#### Written request
Find the line containing "Convert this document image to plain text." in the material below; copy that line and all following lines exactly.

#### Supplied material
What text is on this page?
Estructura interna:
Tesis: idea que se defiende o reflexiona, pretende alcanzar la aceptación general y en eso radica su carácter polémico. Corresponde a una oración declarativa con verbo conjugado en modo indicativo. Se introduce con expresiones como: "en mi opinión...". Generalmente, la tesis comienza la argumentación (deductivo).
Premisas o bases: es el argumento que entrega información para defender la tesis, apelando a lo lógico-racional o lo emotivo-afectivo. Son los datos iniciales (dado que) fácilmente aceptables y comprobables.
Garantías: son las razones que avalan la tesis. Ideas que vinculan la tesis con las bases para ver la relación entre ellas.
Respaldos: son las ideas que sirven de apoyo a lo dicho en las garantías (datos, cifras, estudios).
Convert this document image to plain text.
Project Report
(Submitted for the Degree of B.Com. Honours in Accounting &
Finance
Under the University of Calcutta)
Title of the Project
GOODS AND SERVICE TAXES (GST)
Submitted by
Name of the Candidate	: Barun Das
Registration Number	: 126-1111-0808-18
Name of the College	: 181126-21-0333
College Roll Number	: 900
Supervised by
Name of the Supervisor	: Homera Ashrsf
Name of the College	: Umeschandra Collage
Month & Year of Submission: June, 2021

#### The output
Convert this document image to plain text.
Project Report
(Submitted for the Degree of B.Com. Honours in Accounting &
Finance
Under the University of Calcutta)
Title of the Project
GOODS AND SERVICE TAXES (GST)
Submitted by
Name of the Candidate	: Barun Das
Registration Number	: 126-1111-0808-18
Name of the College	: 181126-21-0333
College Roll Number	: 900
Supervised by
Name of the Supervisor	: Homera Ashrsf
Name of the College	: Umeschandra Collage
Month & Year of Submission: June, 2021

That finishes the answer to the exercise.